Your instructions:
Make an exact copy of each entry, leaving out every picture.

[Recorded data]
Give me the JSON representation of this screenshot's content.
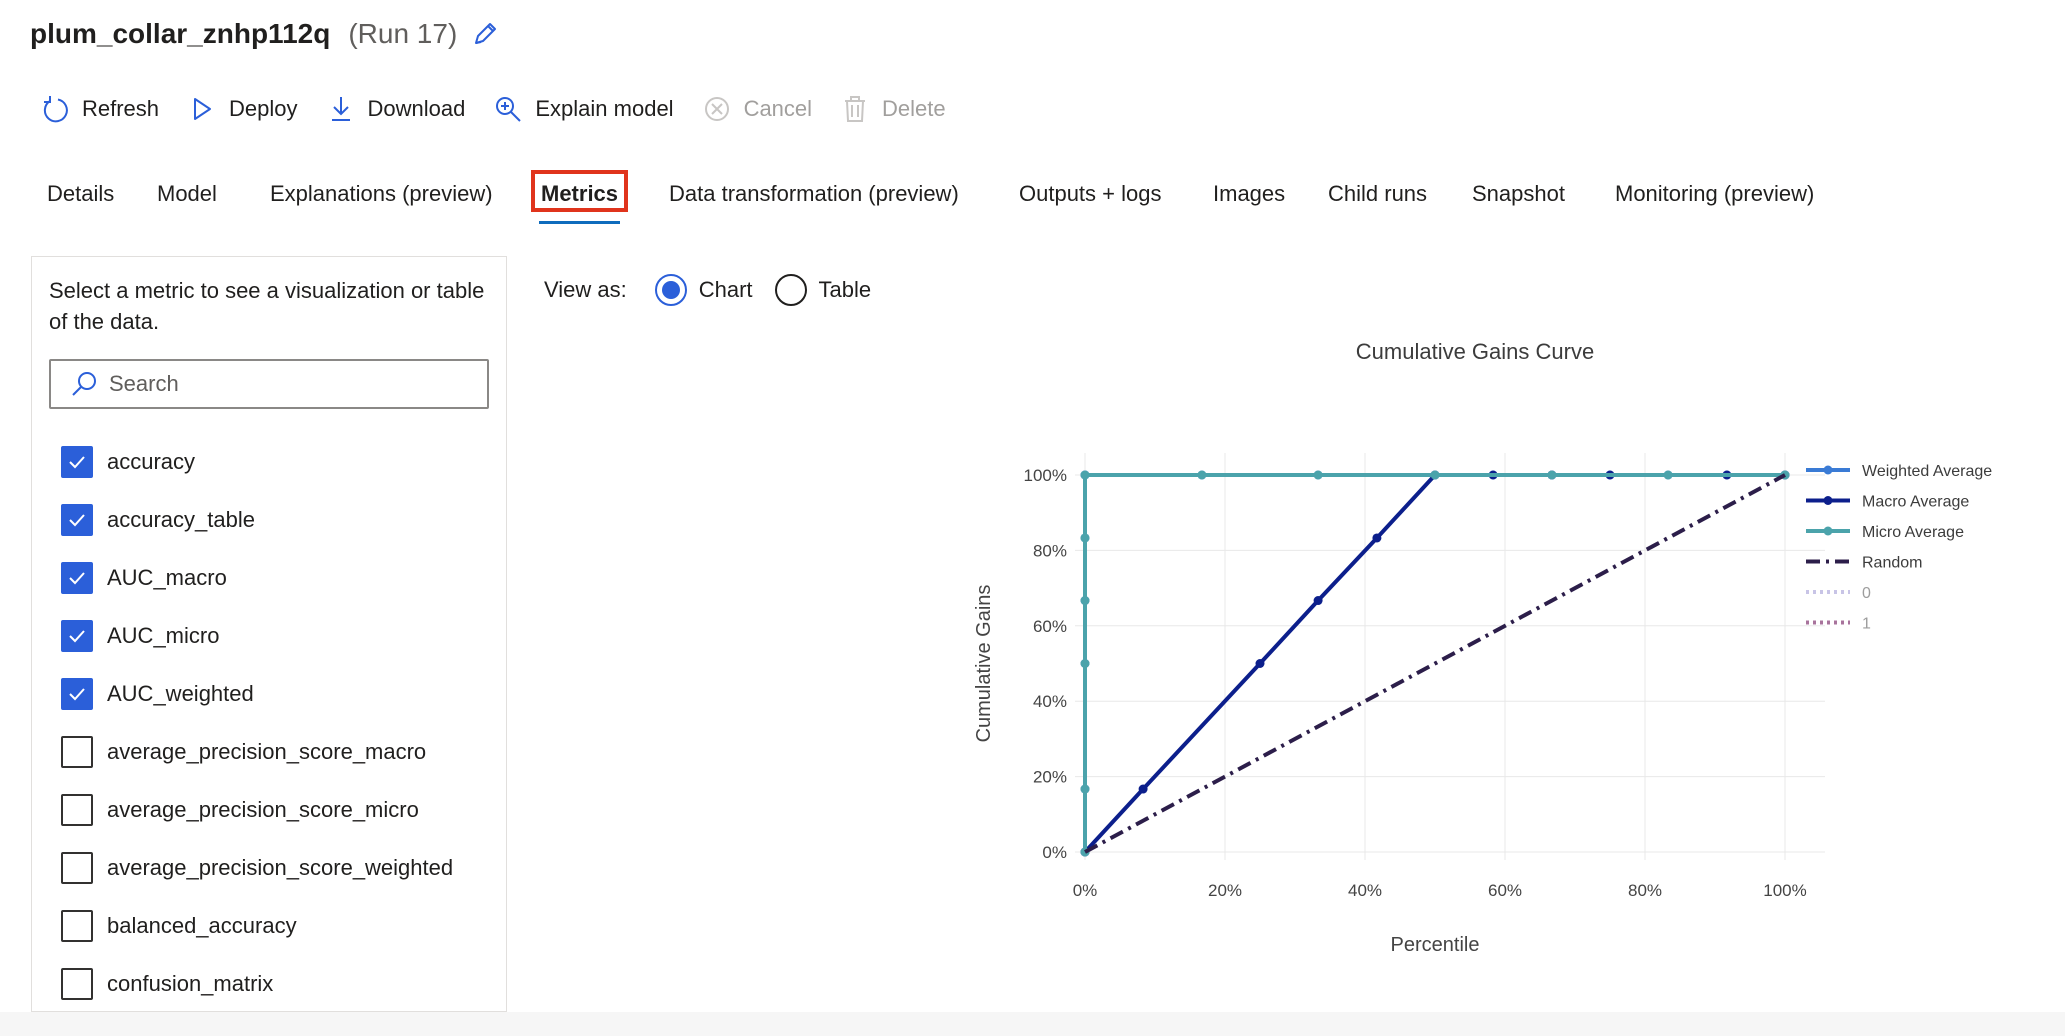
{
  "run": {
    "name": "plum_collar_znhp112q",
    "number": "(Run 17)"
  },
  "toolbar": {
    "refresh": "Refresh",
    "deploy": "Deploy",
    "download": "Download",
    "explain": "Explain model",
    "cancel": "Cancel",
    "delete": "Delete"
  },
  "tabs": [
    "Details",
    "Model",
    "Explanations (preview)",
    "Metrics",
    "Data transformation (preview)",
    "Outputs + logs",
    "Images",
    "Child runs",
    "Snapshot",
    "Monitoring (preview)"
  ],
  "active_tab": "Metrics",
  "metrics_panel": {
    "hint": "Select a metric to see a visualization or table of the data.",
    "search_placeholder": "Search",
    "items": [
      {
        "label": "accuracy",
        "checked": true
      },
      {
        "label": "accuracy_table",
        "checked": true
      },
      {
        "label": "AUC_macro",
        "checked": true
      },
      {
        "label": "AUC_micro",
        "checked": true
      },
      {
        "label": "AUC_weighted",
        "checked": true
      },
      {
        "label": "average_precision_score_macro",
        "checked": false
      },
      {
        "label": "average_precision_score_micro",
        "checked": false
      },
      {
        "label": "average_precision_score_weighted",
        "checked": false
      },
      {
        "label": "balanced_accuracy",
        "checked": false
      },
      {
        "label": "confusion_matrix",
        "checked": false
      }
    ]
  },
  "view_as": {
    "label": "View as:",
    "chart": "Chart",
    "table": "Table",
    "selected": "Chart"
  },
  "colors": {
    "accent": "#2b5fd9",
    "highlight_box": "#e0341c",
    "weighted": "#3a7bd5",
    "macro": "#0c1f8c",
    "micro": "#4ba3ab",
    "random": "#2c1e4a",
    "class0": "#c8c4e6",
    "class1": "#a8739c"
  },
  "chart_data": {
    "type": "line",
    "title": "Cumulative Gains Curve",
    "xlabel": "Percentile",
    "ylabel": "Cumulative Gains",
    "xlim": [
      0,
      100
    ],
    "ylim": [
      0,
      100
    ],
    "x_ticks": [
      "0%",
      "20%",
      "40%",
      "60%",
      "80%",
      "100%"
    ],
    "y_ticks": [
      "0%",
      "20%",
      "40%",
      "60%",
      "80%",
      "100%"
    ],
    "grid": true,
    "legend_position": "right",
    "series": [
      {
        "name": "Weighted Average",
        "color": "#3a7bd5",
        "style": "solid",
        "markers": true,
        "x": [
          0,
          0,
          0,
          0,
          0,
          0,
          0,
          16.7,
          33.3,
          50,
          58.3,
          66.7,
          75,
          83.3,
          91.7,
          100
        ],
        "y": [
          0,
          16.7,
          50,
          66.7,
          83.3,
          100,
          100,
          100,
          100,
          100,
          100,
          100,
          100,
          100,
          100,
          100
        ]
      },
      {
        "name": "Macro Average",
        "color": "#0c1f8c",
        "style": "solid",
        "markers": true,
        "x": [
          0,
          8.3,
          25,
          33.3,
          41.7,
          50,
          58.3,
          66.7,
          75,
          91.7,
          100
        ],
        "y": [
          0,
          16.7,
          50,
          66.7,
          83.3,
          100,
          100,
          100,
          100,
          100,
          100
        ]
      },
      {
        "name": "Micro Average",
        "color": "#4ba3ab",
        "style": "solid",
        "markers": true,
        "x": [
          0,
          0,
          0,
          0,
          0,
          0,
          16.7,
          33.3,
          50,
          66.7,
          83.3,
          100
        ],
        "y": [
          0,
          16.7,
          50,
          66.7,
          83.3,
          100,
          100,
          100,
          100,
          100,
          100,
          100
        ]
      },
      {
        "name": "Random",
        "color": "#2c1e4a",
        "style": "dashdot",
        "markers": false,
        "x": [
          0,
          100
        ],
        "y": [
          0,
          100
        ]
      },
      {
        "name": "0",
        "color": "#c8c4e6",
        "style": "dotted",
        "markers": false,
        "hidden": true,
        "x": [],
        "y": []
      },
      {
        "name": "1",
        "color": "#a8739c",
        "style": "dotted",
        "markers": false,
        "hidden": true,
        "x": [],
        "y": []
      }
    ]
  }
}
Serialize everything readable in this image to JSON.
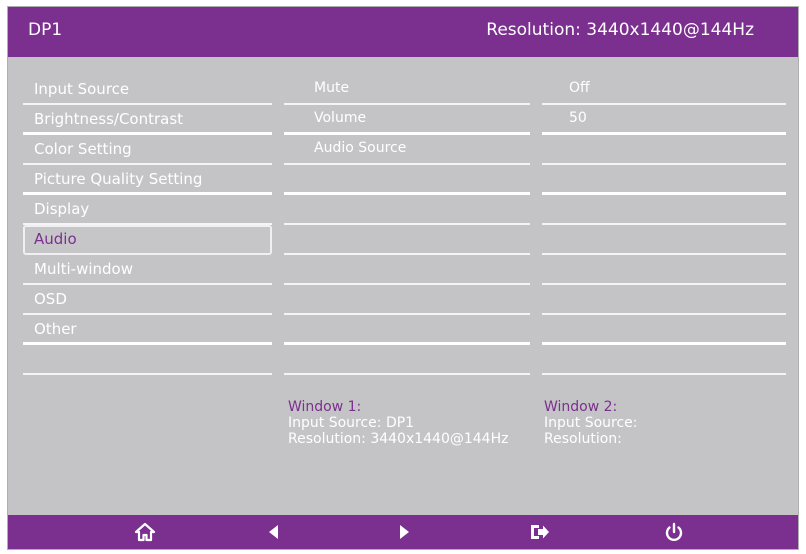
{
  "header": {
    "input": "DP1",
    "resolution": "Resolution: 3440x1440@144Hz"
  },
  "menu": [
    "Input Source",
    "Brightness/Contrast",
    "Color Setting",
    "Picture Quality Setting",
    "Display",
    "Audio",
    "Multi-window",
    "OSD",
    "Other"
  ],
  "selected_menu": "Audio",
  "submenu": [
    "Mute",
    "Volume",
    "Audio Source"
  ],
  "values": [
    "Off",
    "50"
  ],
  "window1": {
    "title": "Window 1:",
    "input": "Input Source: DP1",
    "resolution": "Resolution: 3440x1440@144Hz"
  },
  "window2": {
    "title": "Window 2:",
    "input": "Input Source:",
    "resolution": "Resolution:"
  },
  "footer_icons": [
    "home-icon",
    "left-arrow-icon",
    "right-arrow-icon",
    "exit-icon",
    "power-icon"
  ],
  "colors": {
    "accent": "#7b2f8f",
    "panel": "#c4c4c6",
    "text": "#ffffff"
  }
}
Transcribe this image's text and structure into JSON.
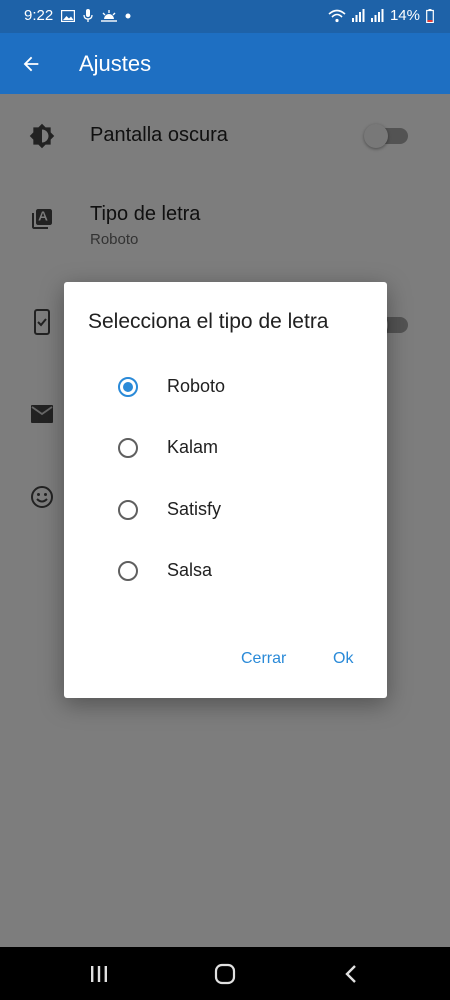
{
  "status_bar": {
    "time": "9:22",
    "battery": "14%"
  },
  "app_bar": {
    "title": "Ajustes"
  },
  "settings": [
    {
      "title": "Pantalla oscura",
      "icon": "brightness-icon"
    },
    {
      "title": "Tipo de letra",
      "subtitle": "Roboto",
      "icon": "font-icon"
    },
    {
      "icon": "phone-check-icon"
    },
    {
      "icon": "mail-icon"
    },
    {
      "icon": "smiley-icon"
    }
  ],
  "dialog": {
    "title": "Selecciona el tipo de letra",
    "options": [
      {
        "label": "Roboto",
        "selected": true
      },
      {
        "label": "Kalam",
        "selected": false
      },
      {
        "label": "Satisfy",
        "selected": false
      },
      {
        "label": "Salsa",
        "selected": false
      }
    ],
    "cancel_label": "Cerrar",
    "ok_label": "Ok"
  },
  "colors": {
    "status_bar": "#1e62a8",
    "app_bar": "#1e6fc2",
    "accent": "#2a8ad8"
  }
}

Answer to this task:
Give me the JSON representation of this screenshot's content.
{
  "run": {
    "name": "plum_collar_znhp112q",
    "number": "(Run 17)"
  },
  "toolbar": {
    "refresh": "Refresh",
    "deploy": "Deploy",
    "download": "Download",
    "explain": "Explain model",
    "cancel": "Cancel",
    "delete": "Delete"
  },
  "tabs": [
    "Details",
    "Model",
    "Explanations (preview)",
    "Metrics",
    "Data transformation (preview)",
    "Outputs + logs",
    "Images",
    "Child runs",
    "Snapshot",
    "Monitoring (preview)"
  ],
  "active_tab": "Metrics",
  "metrics_panel": {
    "hint": "Select a metric to see a visualization or table of the data.",
    "search_placeholder": "Search",
    "items": [
      {
        "label": "accuracy",
        "checked": true
      },
      {
        "label": "accuracy_table",
        "checked": true
      },
      {
        "label": "AUC_macro",
        "checked": true
      },
      {
        "label": "AUC_micro",
        "checked": true
      },
      {
        "label": "AUC_weighted",
        "checked": true
      },
      {
        "label": "average_precision_score_macro",
        "checked": false
      },
      {
        "label": "average_precision_score_micro",
        "checked": false
      },
      {
        "label": "average_precision_score_weighted",
        "checked": false
      },
      {
        "label": "balanced_accuracy",
        "checked": false
      },
      {
        "label": "confusion_matrix",
        "checked": false
      }
    ]
  },
  "view_as": {
    "label": "View as:",
    "chart": "Chart",
    "table": "Table",
    "selected": "Chart"
  },
  "colors": {
    "accent": "#2b5fd9",
    "highlight_box": "#e0341c",
    "weighted": "#3a7bd5",
    "macro": "#0c1f8c",
    "micro": "#4ba3ab",
    "random": "#2c1e4a",
    "class0": "#c8c4e6",
    "class1": "#a8739c"
  },
  "chart_data": {
    "type": "line",
    "title": "Cumulative Gains Curve",
    "xlabel": "Percentile",
    "ylabel": "Cumulative Gains",
    "xlim": [
      0,
      100
    ],
    "ylim": [
      0,
      100
    ],
    "x_ticks": [
      "0%",
      "20%",
      "40%",
      "60%",
      "80%",
      "100%"
    ],
    "y_ticks": [
      "0%",
      "20%",
      "40%",
      "60%",
      "80%",
      "100%"
    ],
    "grid": true,
    "legend_position": "right",
    "series": [
      {
        "name": "Weighted Average",
        "color": "#3a7bd5",
        "style": "solid",
        "markers": true,
        "x": [
          0,
          0,
          0,
          0,
          0,
          0,
          0,
          16.7,
          33.3,
          50,
          58.3,
          66.7,
          75,
          83.3,
          91.7,
          100
        ],
        "y": [
          0,
          16.7,
          50,
          66.7,
          83.3,
          100,
          100,
          100,
          100,
          100,
          100,
          100,
          100,
          100,
          100,
          100
        ]
      },
      {
        "name": "Macro Average",
        "color": "#0c1f8c",
        "style": "solid",
        "markers": true,
        "x": [
          0,
          8.3,
          25,
          33.3,
          41.7,
          50,
          58.3,
          66.7,
          75,
          91.7,
          100
        ],
        "y": [
          0,
          16.7,
          50,
          66.7,
          83.3,
          100,
          100,
          100,
          100,
          100,
          100
        ]
      },
      {
        "name": "Micro Average",
        "color": "#4ba3ab",
        "style": "solid",
        "markers": true,
        "x": [
          0,
          0,
          0,
          0,
          0,
          0,
          16.7,
          33.3,
          50,
          66.7,
          83.3,
          100
        ],
        "y": [
          0,
          16.7,
          50,
          66.7,
          83.3,
          100,
          100,
          100,
          100,
          100,
          100,
          100
        ]
      },
      {
        "name": "Random",
        "color": "#2c1e4a",
        "style": "dashdot",
        "markers": false,
        "x": [
          0,
          100
        ],
        "y": [
          0,
          100
        ]
      },
      {
        "name": "0",
        "color": "#c8c4e6",
        "style": "dotted",
        "markers": false,
        "hidden": true,
        "x": [],
        "y": []
      },
      {
        "name": "1",
        "color": "#a8739c",
        "style": "dotted",
        "markers": false,
        "hidden": true,
        "x": [],
        "y": []
      }
    ]
  }
}
Serialize everything readable in this image to JSON.
{
  "header": {
    "input": "DP1",
    "resolution": "Resolution: 3440x1440@144Hz"
  },
  "menu": [
    "Input Source",
    "Brightness/Contrast",
    "Color Setting",
    "Picture Quality Setting",
    "Display",
    "Audio",
    "Multi-window",
    "OSD",
    "Other"
  ],
  "selected_menu": "Audio",
  "submenu": [
    "Mute",
    "Volume",
    "Audio Source"
  ],
  "values": [
    "Off",
    "50"
  ],
  "window1": {
    "title": "Window 1:",
    "input": "Input Source: DP1",
    "resolution": "Resolution: 3440x1440@144Hz"
  },
  "window2": {
    "title": "Window 2:",
    "input": "Input Source:",
    "resolution": "Resolution:"
  },
  "footer_icons": [
    "home-icon",
    "left-arrow-icon",
    "right-arrow-icon",
    "exit-icon",
    "power-icon"
  ],
  "colors": {
    "accent": "#7b2f8f",
    "panel": "#c4c4c6",
    "text": "#ffffff"
  }
}
Transcribe this image's text and structure into JSON.
{
  "status_bar": {
    "time": "9:22",
    "battery": "14%"
  },
  "app_bar": {
    "title": "Ajustes"
  },
  "settings": [
    {
      "title": "Pantalla oscura",
      "icon": "brightness-icon"
    },
    {
      "title": "Tipo de letra",
      "subtitle": "Roboto",
      "icon": "font-icon"
    },
    {
      "icon": "phone-check-icon"
    },
    {
      "icon": "mail-icon"
    },
    {
      "icon": "smiley-icon"
    }
  ],
  "dialog": {
    "title": "Selecciona el tipo de letra",
    "options": [
      {
        "label": "Roboto",
        "selected": true
      },
      {
        "label": "Kalam",
        "selected": false
      },
      {
        "label": "Satisfy",
        "selected": false
      },
      {
        "label": "Salsa",
        "selected": false
      }
    ],
    "cancel_label": "Cerrar",
    "ok_label": "Ok"
  },
  "colors": {
    "status_bar": "#1e62a8",
    "app_bar": "#1e6fc2",
    "accent": "#2a8ad8"
  }
}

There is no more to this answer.